___ Task input ___
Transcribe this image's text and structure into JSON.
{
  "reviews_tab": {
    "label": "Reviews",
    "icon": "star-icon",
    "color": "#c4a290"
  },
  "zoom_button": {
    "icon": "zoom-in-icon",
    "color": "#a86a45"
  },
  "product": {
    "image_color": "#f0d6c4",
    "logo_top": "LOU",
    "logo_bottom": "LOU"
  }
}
___
Write out every line from the records above, word for word.

Answer to this task:
Transcribe this image's text and structure into JSON.
{
  "reviews_tab": {
    "label": "Reviews",
    "icon": "star-icon",
    "color": "#c4a290"
  },
  "zoom_button": {
    "icon": "zoom-in-icon",
    "color": "#a86a45"
  },
  "product": {
    "image_color": "#f0d6c4",
    "logo_top": "LOU",
    "logo_bottom": "LOU"
  }
}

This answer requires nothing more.